• Input data
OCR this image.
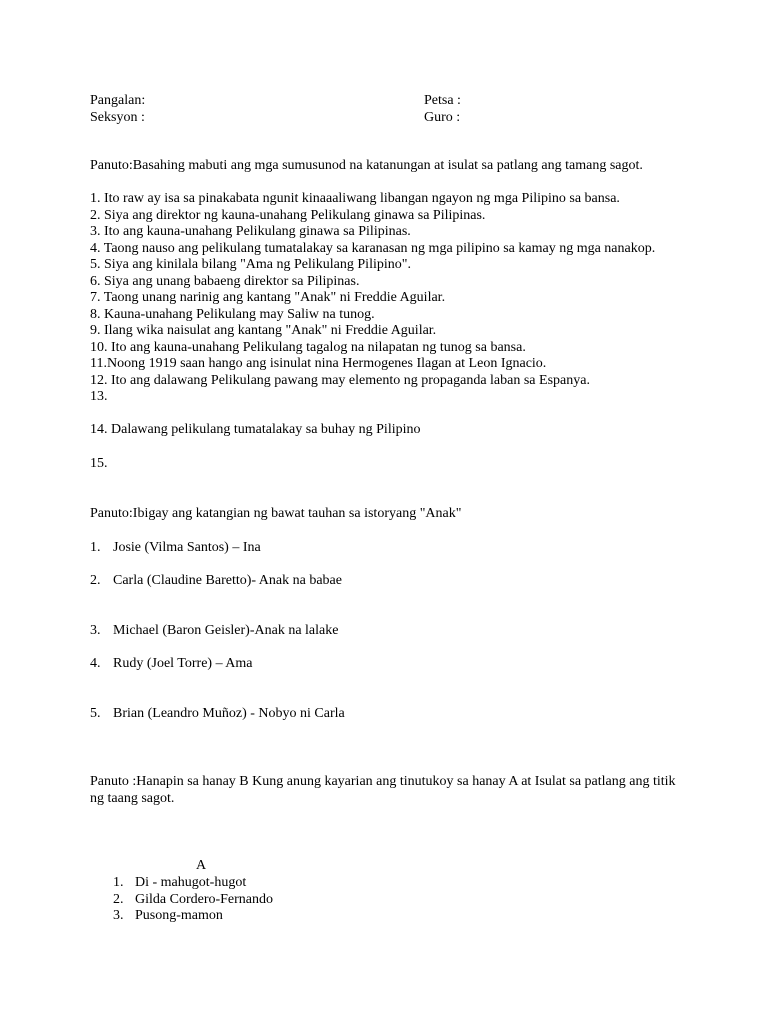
Pangalan:
Seksyon :
Petsa :
Guro :
Panuto:Basahing mabuti ang mga sumusunod na katanungan at isulat sa patlang ang tamang sagot.
1. Ito raw ay isa sa pinakabata ngunit kinaaaliwang libangan ngayon ng mga Pilipino sa bansa.
2. Siya ang direktor ng kauna-unahang Pelikulang ginawa sa Pilipinas.
3. Ito ang kauna-unahang Pelikulang ginawa sa Pilipinas.
4. Taong nauso ang pelikulang tumatalakay sa karanasan ng mga pilipino sa kamay ng mga nanakop.
5. Siya ang kinilala bilang "Ama ng Pelikulang Pilipino".
6. Siya ang unang babaeng direktor sa Pilipinas.
7. Taong unang narinig ang kantang "Anak" ni Freddie Aguilar.
8. Kauna-unahang Pelikulang may Saliw na tunog.
9. Ilang wika naisulat ang kantang "Anak" ni Freddie Aguilar.
10. Ito ang kauna-unahang Pelikulang tagalog na nilapatan ng tunog sa bansa.
11.Noong 1919 saan hango ang isinulat nina Hermogenes Ilagan at Leon Ignacio.
12. Ito ang dalawang Pelikulang pawang may elemento ng propaganda laban sa Espanya.
13.
14. Dalawang pelikulang tumatalakay sa buhay ng Pilipino
15.
Panuto:Ibigay ang katangian ng bawat tauhan sa istoryang "Anak"
1. Josie (Vilma Santos) – Ina
2. Carla (Claudine Baretto)- Anak na babae
3. Michael (Baron Geisler)-Anak na lalake
4. Rudy (Joel Torre) – Ama
5. Brian (Leandro Muñoz) - Nobyo ni Carla
Panuto :Hanapin sa hanay B Kung anung kayarian ang tinutukoy sa hanay A at Isulat sa patlang ang titik ng taang sagot.
A
1. Di - mahugot-hugot
2. Gilda Cordero-Fernando
3. Pusong-mamon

• Task to complete
Without copying any picture, repeat all of the entries exactly.

• Exercise result
OCR this image.
Pangalan:
Seksyon :
Petsa :
Guro :
Panuto:Basahing mabuti ang mga sumusunod na katanungan at isulat sa patlang ang tamang sagot.
1. Ito raw ay isa sa pinakabata ngunit kinaaaliwang libangan ngayon ng mga Pilipino sa bansa.
2. Siya ang direktor ng kauna-unahang Pelikulang ginawa sa Pilipinas.
3. Ito ang kauna-unahang Pelikulang ginawa sa Pilipinas.
4. Taong nauso ang pelikulang tumatalakay sa karanasan ng mga pilipino sa kamay ng mga nanakop.
5. Siya ang kinilala bilang "Ama ng Pelikulang Pilipino".
6. Siya ang unang babaeng direktor sa Pilipinas.
7. Taong unang narinig ang kantang "Anak" ni Freddie Aguilar.
8. Kauna-unahang Pelikulang may Saliw na tunog.
9. Ilang wika naisulat ang kantang "Anak" ni Freddie Aguilar.
10. Ito ang kauna-unahang Pelikulang tagalog na nilapatan ng tunog sa bansa.
11.Noong 1919 saan hango ang isinulat nina Hermogenes Ilagan at Leon Ignacio.
12. Ito ang dalawang Pelikulang pawang may elemento ng propaganda laban sa Espanya.
13.
14. Dalawang pelikulang tumatalakay sa buhay ng Pilipino
15.
Panuto:Ibigay ang katangian ng bawat tauhan sa istoryang "Anak"
1. Josie (Vilma Santos) – Ina
2. Carla (Claudine Baretto)- Anak na babae
3. Michael (Baron Geisler)-Anak na lalake
4. Rudy (Joel Torre) – Ama
5. Brian (Leandro Muñoz) - Nobyo ni Carla
Panuto :Hanapin sa hanay B Kung anung kayarian ang tinutukoy sa hanay A at Isulat sa patlang ang titik ng taang sagot.
A
1. Di - mahugot-hugot
2. Gilda Cordero-Fernando
3. Pusong-mamon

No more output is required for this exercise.